_GOAL:_ Present each line of the entries below that holds the word "lower".

··········

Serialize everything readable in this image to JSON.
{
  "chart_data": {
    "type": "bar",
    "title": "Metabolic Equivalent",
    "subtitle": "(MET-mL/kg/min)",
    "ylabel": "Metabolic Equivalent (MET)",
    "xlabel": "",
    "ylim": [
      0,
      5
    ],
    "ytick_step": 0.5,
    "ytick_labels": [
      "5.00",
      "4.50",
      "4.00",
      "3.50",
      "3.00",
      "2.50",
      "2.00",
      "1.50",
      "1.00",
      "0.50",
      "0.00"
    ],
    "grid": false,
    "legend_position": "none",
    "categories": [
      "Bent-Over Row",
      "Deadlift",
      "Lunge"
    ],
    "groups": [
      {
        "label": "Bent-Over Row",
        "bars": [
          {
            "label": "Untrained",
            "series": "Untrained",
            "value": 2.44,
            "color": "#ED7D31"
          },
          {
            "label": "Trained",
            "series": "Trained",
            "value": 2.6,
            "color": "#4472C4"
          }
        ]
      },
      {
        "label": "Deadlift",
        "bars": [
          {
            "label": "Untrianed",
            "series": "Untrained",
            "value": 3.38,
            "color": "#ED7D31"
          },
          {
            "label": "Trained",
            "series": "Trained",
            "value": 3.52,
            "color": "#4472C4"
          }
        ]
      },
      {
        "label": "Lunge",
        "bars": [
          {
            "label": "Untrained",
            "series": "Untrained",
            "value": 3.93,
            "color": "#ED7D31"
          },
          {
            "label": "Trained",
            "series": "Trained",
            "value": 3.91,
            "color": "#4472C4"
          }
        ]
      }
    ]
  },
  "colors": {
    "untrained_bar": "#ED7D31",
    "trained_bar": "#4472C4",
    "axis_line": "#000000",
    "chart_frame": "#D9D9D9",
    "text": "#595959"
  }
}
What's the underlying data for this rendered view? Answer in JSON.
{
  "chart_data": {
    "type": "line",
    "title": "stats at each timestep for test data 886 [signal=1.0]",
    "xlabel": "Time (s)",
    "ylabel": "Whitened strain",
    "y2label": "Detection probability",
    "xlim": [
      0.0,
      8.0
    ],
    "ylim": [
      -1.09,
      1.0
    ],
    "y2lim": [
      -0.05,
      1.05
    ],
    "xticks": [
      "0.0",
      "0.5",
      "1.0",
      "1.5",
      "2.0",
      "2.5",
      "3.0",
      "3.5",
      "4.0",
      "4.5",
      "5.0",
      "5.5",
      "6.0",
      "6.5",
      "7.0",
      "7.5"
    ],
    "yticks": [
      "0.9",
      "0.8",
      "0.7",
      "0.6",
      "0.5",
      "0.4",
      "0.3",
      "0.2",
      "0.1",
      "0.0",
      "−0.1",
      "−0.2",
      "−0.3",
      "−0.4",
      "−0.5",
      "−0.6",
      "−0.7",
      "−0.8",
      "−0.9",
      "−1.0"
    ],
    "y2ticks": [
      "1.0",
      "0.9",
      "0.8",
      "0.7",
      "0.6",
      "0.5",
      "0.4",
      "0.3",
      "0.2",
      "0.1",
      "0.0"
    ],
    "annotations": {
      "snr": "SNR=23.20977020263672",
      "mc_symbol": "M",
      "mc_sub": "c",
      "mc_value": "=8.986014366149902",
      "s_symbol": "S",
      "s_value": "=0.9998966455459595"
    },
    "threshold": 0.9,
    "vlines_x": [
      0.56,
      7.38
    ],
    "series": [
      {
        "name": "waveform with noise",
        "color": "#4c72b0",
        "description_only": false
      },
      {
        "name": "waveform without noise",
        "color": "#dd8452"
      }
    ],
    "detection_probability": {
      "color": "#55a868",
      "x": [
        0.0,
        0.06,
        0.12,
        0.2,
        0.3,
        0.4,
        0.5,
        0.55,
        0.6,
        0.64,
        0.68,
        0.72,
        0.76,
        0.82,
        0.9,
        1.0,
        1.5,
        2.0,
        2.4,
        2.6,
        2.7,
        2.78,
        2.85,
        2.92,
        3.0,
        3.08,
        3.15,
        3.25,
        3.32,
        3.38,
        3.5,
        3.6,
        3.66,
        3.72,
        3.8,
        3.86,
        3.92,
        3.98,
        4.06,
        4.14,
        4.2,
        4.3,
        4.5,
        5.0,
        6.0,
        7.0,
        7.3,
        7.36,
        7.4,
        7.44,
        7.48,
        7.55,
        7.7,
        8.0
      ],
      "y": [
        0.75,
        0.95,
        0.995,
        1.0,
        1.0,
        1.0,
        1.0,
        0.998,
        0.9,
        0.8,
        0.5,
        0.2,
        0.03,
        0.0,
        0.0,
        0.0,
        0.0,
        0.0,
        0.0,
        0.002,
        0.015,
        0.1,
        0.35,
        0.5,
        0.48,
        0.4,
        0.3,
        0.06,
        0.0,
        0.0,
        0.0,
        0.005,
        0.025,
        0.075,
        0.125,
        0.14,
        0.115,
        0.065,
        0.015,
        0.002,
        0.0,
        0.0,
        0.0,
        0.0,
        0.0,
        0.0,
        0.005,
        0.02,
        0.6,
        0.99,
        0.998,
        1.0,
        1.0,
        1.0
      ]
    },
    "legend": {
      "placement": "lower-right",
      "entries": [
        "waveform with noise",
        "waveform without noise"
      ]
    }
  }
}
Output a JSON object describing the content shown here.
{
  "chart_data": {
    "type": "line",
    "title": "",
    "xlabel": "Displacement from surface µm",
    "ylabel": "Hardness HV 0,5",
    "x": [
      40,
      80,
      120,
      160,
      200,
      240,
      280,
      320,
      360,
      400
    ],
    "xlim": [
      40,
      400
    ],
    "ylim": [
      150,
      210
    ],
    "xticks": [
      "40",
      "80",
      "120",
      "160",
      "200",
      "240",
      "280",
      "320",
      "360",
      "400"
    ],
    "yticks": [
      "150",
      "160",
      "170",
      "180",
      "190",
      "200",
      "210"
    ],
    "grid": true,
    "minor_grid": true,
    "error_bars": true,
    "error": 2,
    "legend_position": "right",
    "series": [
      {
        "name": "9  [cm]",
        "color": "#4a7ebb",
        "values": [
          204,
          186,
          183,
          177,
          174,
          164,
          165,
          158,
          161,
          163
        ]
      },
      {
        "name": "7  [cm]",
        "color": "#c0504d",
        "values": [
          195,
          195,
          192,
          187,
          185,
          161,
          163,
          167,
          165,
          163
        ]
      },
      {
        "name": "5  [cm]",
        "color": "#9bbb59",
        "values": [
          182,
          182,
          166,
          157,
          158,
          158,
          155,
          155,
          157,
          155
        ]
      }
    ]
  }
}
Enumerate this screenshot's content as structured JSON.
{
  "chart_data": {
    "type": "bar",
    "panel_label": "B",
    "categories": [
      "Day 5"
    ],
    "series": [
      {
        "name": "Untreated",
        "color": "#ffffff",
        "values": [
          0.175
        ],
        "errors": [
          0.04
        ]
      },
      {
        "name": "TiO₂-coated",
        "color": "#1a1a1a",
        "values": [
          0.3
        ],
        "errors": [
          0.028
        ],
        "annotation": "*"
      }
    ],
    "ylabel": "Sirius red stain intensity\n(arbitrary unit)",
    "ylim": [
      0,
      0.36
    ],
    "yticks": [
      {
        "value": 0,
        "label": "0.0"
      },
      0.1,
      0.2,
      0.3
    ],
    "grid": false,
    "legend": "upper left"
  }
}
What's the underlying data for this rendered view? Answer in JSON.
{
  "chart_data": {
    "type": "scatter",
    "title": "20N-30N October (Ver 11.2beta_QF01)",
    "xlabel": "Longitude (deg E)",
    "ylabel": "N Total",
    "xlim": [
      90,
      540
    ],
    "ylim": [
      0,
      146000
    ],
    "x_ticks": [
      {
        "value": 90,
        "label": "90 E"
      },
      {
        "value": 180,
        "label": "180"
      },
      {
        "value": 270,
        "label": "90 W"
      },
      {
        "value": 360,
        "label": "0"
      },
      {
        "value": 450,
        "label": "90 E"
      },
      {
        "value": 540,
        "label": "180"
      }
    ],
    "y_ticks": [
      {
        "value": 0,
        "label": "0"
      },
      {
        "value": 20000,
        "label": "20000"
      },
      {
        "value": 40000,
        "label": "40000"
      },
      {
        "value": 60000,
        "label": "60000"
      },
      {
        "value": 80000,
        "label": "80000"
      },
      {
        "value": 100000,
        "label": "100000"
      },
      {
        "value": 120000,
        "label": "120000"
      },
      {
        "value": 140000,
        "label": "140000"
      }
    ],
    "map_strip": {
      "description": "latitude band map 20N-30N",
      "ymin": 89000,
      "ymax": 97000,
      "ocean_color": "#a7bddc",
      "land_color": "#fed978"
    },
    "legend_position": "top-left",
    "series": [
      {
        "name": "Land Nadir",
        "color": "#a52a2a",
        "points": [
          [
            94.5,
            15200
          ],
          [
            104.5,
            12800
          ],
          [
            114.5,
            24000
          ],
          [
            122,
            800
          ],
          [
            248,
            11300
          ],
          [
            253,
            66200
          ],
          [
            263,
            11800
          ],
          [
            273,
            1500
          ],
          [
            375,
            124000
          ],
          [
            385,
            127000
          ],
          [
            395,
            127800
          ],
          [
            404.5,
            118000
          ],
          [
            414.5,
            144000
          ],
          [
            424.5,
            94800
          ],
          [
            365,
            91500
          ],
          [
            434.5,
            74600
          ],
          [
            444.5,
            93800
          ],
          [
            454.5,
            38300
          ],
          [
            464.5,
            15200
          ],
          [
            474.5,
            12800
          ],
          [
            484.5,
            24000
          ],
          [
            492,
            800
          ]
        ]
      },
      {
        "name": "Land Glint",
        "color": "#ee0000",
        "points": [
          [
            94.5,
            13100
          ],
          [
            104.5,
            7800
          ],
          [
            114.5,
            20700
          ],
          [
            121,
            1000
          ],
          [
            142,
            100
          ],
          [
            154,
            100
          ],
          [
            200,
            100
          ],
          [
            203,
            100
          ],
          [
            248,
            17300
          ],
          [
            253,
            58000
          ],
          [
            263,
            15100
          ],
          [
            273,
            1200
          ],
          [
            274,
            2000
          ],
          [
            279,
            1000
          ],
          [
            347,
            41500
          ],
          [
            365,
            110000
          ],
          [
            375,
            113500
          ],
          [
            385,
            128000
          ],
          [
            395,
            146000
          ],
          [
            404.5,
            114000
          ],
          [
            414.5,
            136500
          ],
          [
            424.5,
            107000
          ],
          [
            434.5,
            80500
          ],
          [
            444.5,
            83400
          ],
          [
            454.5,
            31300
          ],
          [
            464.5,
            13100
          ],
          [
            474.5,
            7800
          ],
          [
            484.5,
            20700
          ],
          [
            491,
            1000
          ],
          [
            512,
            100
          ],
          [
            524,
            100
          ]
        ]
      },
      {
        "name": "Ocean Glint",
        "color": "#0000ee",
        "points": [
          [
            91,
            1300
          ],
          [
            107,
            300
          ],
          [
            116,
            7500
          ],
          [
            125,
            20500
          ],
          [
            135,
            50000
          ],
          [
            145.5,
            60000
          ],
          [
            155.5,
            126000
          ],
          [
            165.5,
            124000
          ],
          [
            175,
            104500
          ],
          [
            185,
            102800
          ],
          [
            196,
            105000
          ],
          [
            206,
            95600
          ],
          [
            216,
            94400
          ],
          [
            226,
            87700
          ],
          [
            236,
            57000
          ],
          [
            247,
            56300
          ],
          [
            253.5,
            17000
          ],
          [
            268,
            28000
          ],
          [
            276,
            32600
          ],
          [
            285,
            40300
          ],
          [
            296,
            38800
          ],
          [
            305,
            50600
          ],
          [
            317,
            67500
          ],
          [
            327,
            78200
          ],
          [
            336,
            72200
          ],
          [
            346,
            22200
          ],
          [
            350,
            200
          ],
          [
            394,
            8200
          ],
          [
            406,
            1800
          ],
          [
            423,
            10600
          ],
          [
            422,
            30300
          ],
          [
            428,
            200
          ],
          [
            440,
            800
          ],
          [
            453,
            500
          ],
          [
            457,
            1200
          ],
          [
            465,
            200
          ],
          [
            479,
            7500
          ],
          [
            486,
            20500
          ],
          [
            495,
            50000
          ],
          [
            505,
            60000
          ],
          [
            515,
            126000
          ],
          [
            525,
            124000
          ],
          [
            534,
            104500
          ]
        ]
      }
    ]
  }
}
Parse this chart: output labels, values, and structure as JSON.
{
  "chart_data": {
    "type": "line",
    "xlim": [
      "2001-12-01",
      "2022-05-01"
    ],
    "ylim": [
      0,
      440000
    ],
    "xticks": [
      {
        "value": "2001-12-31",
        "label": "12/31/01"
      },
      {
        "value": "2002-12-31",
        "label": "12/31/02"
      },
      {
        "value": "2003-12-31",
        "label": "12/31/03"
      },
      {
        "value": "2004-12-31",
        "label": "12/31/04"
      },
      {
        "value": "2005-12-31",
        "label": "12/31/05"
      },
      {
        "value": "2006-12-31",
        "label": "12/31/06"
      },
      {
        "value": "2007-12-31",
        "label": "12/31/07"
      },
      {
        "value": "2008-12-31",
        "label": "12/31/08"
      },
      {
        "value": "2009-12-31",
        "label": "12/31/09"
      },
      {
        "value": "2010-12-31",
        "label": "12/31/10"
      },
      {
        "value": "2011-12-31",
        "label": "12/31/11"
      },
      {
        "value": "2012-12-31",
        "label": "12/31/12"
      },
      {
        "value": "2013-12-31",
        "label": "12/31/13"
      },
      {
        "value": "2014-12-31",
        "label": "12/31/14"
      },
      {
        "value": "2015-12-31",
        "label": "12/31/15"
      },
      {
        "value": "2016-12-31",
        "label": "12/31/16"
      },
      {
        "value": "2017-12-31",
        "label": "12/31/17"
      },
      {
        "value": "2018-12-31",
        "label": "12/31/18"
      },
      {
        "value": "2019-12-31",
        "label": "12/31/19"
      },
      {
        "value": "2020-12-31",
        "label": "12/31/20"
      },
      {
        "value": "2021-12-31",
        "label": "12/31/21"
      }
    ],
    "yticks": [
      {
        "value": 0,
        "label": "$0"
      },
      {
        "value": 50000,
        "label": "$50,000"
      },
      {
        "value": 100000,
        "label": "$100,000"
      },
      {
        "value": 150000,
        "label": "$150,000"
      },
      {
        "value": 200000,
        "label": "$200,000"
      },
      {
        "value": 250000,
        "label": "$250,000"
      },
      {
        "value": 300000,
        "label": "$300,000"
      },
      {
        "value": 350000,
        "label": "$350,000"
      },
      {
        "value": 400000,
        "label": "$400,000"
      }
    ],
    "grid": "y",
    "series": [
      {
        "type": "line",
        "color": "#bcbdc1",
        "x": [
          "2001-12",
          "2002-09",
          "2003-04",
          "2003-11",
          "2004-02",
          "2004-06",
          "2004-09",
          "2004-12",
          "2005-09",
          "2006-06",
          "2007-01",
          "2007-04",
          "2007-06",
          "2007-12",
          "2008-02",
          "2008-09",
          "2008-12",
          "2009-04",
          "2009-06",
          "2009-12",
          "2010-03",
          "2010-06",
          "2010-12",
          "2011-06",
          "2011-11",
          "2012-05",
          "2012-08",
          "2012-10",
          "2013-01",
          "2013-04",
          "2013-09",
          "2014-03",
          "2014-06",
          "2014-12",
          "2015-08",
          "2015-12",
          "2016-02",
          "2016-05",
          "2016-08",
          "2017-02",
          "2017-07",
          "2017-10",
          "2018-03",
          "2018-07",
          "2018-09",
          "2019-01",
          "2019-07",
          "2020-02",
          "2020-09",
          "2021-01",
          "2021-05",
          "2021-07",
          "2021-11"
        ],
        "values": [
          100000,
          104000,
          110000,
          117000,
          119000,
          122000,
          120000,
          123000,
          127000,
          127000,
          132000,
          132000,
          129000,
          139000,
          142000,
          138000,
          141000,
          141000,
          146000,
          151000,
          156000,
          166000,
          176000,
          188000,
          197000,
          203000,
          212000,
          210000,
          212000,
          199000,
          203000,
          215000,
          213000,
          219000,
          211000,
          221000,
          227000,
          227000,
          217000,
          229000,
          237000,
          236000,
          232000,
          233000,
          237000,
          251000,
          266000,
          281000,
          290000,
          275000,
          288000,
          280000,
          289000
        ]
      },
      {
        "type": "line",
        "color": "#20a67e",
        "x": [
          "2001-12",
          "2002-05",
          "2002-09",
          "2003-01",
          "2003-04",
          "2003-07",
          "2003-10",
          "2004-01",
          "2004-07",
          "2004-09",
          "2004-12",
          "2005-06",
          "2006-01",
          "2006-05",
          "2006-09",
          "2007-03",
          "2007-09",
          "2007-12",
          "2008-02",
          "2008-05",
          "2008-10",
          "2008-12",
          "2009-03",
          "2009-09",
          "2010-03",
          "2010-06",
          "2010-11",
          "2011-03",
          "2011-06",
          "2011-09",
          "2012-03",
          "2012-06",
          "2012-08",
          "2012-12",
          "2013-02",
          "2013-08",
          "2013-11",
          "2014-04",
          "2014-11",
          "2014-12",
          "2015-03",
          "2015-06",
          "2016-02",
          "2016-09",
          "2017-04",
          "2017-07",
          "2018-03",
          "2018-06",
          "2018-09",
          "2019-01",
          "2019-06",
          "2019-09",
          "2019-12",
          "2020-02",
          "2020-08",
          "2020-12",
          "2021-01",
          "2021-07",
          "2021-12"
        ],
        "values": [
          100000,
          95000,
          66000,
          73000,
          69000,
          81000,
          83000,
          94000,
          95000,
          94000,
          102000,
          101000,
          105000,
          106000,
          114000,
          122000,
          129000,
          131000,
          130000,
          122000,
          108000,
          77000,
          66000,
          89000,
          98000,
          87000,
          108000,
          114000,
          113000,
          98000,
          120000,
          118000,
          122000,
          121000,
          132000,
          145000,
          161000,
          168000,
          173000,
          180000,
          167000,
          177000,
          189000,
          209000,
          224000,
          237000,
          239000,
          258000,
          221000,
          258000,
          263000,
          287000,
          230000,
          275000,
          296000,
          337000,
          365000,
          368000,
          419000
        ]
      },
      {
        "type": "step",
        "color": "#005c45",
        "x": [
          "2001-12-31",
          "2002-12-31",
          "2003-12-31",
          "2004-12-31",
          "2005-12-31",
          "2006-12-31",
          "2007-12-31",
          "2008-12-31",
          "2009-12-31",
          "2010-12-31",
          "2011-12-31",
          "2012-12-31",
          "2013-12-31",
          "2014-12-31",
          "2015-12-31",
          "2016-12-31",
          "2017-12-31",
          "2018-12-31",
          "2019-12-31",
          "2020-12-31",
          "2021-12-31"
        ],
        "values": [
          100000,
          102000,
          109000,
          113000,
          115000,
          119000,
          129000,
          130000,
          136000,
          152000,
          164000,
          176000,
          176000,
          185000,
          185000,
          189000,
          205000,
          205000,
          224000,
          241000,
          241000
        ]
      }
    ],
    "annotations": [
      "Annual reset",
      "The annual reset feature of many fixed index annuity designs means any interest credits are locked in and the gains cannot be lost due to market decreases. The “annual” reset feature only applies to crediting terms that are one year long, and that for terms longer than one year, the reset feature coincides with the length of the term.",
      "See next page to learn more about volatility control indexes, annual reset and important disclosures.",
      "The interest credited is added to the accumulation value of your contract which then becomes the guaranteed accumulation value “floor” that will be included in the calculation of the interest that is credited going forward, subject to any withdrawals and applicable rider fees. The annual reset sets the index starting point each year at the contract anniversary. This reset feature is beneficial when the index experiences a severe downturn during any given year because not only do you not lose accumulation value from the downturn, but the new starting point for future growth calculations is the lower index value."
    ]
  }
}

··········

_RESPONSE:_
      "placement": "lower-right",
      "The interest credited is added to the accumulation value of your contract which then becomes the guaranteed accumulation value “floor” that will be included in the calculation of the interest that is credited going forward, subject to any withdrawals and applicable rider fees. The annual reset sets the index starting point each year at the contract anniversary. This reset feature is beneficial when the index experiences a severe downturn during any given year because not only do you not lose accumulation value from the downturn, but the new starting point for future growth calculations is the lower index value."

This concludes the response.